## EXERCISE
Note each line where "source" appears, and copy it.

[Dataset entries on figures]
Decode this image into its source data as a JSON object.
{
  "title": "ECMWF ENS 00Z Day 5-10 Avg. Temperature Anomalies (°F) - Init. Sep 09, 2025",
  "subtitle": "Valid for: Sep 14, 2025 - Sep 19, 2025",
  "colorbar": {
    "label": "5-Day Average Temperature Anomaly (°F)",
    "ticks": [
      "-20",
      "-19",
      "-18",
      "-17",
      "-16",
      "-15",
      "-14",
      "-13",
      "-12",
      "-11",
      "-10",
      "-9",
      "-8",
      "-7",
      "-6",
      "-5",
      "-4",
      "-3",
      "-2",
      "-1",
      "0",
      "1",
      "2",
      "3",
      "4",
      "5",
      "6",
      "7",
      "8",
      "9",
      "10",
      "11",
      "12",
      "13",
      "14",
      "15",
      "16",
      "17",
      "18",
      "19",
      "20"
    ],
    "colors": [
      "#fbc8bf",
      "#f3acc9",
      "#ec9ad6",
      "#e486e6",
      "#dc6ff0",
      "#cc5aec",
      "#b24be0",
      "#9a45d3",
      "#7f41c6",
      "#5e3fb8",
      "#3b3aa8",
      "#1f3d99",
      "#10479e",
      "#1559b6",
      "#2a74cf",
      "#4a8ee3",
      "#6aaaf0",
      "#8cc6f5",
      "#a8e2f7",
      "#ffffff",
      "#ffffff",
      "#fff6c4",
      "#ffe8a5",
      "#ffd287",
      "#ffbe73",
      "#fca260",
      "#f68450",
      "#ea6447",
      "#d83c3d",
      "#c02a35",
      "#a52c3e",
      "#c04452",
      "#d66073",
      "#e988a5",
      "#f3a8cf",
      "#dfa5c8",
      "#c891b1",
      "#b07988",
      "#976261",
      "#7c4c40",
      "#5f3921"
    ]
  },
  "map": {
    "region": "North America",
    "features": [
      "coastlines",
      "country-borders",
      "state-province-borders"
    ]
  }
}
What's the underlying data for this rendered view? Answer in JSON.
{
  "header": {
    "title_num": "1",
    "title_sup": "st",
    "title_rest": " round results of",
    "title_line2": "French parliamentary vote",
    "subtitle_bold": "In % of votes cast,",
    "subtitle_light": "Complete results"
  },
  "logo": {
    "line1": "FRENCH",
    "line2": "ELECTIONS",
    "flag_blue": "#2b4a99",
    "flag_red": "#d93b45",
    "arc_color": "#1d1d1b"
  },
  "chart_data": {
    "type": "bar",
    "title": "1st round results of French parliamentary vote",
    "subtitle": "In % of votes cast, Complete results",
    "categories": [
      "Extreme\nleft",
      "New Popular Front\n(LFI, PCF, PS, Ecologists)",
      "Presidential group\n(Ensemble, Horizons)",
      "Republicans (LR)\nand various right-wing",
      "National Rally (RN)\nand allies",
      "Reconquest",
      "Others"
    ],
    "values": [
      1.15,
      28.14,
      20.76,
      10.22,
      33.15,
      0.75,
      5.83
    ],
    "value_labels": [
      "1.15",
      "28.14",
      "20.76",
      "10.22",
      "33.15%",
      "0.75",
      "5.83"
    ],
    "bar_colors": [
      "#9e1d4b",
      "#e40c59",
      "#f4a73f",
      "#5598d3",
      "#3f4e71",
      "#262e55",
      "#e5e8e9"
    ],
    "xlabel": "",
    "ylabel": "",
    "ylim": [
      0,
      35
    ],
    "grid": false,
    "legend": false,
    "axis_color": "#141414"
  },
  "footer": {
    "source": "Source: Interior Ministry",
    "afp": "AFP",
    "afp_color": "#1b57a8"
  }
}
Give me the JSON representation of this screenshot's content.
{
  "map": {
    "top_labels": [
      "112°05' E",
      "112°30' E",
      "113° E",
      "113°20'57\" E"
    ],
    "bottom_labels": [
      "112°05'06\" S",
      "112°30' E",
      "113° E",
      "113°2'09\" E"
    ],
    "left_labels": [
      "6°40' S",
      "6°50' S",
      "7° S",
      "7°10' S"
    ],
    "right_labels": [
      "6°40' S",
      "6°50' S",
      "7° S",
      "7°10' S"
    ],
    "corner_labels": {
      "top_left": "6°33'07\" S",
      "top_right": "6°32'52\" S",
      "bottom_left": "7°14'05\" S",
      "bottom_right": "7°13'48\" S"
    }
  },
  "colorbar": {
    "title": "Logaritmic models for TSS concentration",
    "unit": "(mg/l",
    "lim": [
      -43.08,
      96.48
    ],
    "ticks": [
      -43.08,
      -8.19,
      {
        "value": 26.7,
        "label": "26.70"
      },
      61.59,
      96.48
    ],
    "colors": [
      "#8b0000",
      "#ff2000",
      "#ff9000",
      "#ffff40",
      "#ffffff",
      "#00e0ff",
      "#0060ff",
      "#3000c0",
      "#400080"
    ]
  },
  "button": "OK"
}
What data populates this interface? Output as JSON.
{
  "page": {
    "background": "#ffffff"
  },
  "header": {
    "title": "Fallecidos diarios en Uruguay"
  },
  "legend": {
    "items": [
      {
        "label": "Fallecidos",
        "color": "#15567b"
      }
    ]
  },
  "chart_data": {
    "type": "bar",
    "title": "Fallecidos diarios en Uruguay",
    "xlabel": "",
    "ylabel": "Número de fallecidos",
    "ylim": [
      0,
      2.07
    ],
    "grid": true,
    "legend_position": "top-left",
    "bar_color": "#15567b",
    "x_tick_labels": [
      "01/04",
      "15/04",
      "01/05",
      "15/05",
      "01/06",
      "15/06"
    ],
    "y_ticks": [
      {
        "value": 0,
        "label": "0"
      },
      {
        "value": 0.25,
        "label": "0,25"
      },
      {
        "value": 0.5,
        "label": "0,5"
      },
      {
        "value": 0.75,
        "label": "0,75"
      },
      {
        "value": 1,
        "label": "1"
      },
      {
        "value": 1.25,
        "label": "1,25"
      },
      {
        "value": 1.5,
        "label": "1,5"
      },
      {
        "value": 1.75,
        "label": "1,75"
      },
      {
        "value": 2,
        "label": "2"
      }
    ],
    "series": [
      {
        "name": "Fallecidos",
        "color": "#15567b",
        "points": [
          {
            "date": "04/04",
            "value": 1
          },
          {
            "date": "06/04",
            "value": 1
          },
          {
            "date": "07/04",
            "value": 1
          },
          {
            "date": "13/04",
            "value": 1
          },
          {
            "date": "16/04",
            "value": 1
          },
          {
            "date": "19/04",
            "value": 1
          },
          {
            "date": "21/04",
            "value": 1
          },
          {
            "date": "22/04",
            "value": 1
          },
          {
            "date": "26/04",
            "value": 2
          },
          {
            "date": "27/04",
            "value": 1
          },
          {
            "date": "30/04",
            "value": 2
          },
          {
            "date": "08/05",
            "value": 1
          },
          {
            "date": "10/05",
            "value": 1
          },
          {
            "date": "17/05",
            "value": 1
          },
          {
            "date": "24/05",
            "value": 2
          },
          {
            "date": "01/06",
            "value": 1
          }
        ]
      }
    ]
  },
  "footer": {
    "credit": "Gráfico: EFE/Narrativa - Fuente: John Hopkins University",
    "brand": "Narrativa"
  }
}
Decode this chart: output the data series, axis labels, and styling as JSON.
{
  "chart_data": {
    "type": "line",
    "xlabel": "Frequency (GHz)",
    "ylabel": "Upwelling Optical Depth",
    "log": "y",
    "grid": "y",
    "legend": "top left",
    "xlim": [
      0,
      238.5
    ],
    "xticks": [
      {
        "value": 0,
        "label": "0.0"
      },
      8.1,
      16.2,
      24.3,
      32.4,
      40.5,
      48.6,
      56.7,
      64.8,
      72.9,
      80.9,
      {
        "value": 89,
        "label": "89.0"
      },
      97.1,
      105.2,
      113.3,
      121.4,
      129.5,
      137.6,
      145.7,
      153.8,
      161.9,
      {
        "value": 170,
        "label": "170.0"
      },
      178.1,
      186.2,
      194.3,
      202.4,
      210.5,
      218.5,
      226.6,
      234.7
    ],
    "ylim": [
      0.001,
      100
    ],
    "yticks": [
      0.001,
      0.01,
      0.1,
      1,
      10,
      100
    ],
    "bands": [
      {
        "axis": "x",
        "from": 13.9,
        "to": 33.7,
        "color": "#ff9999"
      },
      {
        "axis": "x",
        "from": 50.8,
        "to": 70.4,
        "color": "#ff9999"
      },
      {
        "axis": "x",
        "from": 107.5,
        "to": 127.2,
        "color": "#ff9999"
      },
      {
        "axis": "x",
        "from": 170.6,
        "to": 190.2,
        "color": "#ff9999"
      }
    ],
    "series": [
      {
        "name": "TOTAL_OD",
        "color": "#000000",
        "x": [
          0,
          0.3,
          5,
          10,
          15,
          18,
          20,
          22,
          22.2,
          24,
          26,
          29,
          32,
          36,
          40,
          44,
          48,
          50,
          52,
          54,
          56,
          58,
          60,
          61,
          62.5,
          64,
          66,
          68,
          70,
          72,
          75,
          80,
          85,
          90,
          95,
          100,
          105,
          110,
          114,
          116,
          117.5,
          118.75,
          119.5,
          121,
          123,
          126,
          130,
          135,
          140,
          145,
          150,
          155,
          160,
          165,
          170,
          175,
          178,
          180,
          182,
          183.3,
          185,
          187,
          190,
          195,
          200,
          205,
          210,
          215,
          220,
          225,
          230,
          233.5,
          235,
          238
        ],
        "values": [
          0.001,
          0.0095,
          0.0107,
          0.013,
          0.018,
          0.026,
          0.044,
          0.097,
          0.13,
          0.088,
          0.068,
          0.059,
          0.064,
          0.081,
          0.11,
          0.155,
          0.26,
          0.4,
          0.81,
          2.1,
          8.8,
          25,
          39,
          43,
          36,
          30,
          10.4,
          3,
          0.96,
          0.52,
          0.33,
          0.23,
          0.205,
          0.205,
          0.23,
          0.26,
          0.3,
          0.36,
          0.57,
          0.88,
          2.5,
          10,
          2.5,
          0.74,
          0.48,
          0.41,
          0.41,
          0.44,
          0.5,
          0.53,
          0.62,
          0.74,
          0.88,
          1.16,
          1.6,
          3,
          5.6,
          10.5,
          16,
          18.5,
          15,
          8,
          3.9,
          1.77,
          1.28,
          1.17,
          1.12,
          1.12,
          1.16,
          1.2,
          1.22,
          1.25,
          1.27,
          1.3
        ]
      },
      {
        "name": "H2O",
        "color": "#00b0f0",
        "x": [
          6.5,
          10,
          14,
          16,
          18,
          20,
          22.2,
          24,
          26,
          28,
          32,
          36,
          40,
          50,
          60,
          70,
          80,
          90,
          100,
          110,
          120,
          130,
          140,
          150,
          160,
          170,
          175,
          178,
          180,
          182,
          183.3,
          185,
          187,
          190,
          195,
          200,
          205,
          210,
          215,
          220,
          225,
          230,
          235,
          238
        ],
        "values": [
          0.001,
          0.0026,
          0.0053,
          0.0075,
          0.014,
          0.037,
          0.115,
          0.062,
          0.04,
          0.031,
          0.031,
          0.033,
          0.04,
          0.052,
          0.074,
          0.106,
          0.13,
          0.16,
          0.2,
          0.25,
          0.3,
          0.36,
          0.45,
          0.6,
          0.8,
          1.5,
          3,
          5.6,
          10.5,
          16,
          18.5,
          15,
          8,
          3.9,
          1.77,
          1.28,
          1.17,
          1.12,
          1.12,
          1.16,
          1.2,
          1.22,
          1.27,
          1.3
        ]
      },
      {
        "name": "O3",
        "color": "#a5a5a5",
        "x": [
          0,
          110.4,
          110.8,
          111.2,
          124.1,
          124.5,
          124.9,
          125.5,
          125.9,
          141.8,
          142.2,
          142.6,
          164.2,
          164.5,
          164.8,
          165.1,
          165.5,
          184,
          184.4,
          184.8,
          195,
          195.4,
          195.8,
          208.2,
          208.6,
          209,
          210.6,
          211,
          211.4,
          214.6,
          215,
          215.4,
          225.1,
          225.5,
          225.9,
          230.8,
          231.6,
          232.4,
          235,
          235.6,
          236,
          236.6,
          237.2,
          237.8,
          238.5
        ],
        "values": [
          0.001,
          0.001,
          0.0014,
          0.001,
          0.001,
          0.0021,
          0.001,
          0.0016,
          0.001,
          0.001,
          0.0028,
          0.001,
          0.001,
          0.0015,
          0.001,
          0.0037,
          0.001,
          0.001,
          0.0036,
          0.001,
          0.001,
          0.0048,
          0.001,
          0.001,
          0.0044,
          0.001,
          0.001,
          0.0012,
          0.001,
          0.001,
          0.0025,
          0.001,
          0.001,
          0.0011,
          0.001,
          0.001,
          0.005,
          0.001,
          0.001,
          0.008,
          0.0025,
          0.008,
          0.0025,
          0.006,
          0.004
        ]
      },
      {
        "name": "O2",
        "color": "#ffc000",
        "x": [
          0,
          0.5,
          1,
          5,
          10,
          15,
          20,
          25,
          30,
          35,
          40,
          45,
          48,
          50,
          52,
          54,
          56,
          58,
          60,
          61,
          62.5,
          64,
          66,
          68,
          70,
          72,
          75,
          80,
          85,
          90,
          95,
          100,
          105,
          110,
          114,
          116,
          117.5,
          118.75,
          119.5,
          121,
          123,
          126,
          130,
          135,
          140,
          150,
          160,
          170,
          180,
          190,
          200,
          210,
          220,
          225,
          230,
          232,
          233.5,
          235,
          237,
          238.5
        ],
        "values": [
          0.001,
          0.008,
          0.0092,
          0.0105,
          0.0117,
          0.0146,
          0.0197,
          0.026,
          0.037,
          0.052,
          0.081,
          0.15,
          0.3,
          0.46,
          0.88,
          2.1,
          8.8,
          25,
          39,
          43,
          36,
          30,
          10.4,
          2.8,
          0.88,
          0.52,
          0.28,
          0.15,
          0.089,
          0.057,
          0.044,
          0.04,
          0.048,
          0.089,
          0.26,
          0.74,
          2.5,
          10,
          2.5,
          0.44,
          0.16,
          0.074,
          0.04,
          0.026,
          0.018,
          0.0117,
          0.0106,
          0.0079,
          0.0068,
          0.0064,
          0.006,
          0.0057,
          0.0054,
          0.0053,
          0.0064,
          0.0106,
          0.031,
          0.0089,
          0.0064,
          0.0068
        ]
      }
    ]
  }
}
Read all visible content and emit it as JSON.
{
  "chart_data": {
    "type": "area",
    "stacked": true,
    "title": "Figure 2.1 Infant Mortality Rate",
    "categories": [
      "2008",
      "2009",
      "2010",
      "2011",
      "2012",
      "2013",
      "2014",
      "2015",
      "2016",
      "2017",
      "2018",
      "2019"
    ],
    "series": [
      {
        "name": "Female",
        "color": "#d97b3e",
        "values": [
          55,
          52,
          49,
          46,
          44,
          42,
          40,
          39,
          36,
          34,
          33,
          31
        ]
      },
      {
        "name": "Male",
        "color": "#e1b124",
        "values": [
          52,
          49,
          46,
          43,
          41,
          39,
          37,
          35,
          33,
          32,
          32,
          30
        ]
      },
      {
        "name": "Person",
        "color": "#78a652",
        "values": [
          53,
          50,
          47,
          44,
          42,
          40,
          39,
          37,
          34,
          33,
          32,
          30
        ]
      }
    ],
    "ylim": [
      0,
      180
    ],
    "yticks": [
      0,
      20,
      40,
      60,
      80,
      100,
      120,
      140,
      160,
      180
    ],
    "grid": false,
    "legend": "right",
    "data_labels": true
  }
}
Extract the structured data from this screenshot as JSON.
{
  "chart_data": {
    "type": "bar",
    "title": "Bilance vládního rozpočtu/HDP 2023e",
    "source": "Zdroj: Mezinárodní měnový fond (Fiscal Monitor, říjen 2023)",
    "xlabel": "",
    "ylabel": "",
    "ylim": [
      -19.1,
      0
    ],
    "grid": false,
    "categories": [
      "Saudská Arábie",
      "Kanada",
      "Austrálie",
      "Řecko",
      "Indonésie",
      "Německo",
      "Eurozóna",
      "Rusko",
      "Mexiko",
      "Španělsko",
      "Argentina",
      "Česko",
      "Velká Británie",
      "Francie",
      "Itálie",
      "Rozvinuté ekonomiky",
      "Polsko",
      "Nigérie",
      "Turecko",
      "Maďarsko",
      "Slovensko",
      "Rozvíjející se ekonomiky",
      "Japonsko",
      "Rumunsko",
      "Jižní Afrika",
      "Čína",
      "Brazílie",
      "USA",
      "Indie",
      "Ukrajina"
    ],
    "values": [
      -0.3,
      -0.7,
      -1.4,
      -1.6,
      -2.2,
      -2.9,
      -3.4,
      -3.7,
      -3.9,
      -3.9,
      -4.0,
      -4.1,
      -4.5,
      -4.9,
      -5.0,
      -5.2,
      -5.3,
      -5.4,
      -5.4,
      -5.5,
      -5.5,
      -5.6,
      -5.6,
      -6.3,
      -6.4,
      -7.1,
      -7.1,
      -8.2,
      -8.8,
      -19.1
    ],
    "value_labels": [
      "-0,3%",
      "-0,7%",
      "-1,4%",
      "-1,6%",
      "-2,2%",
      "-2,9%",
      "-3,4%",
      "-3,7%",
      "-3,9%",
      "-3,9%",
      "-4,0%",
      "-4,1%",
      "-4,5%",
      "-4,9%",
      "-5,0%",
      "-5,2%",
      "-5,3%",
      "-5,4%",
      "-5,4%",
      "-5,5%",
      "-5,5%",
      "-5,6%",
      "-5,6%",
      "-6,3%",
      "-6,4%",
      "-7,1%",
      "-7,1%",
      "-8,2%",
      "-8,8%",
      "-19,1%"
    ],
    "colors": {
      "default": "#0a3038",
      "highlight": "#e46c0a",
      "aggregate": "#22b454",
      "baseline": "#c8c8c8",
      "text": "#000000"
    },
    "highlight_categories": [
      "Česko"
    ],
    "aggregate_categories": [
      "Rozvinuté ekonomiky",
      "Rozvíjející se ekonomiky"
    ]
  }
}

## EXERCISE SOLUTION
Decode this image into its source data as a JSON object.
    "source": "Source: Interior Ministry",
    "source": "Zdroj: Mezinárodní měnový fond (Fiscal Monitor, říjen 2023)",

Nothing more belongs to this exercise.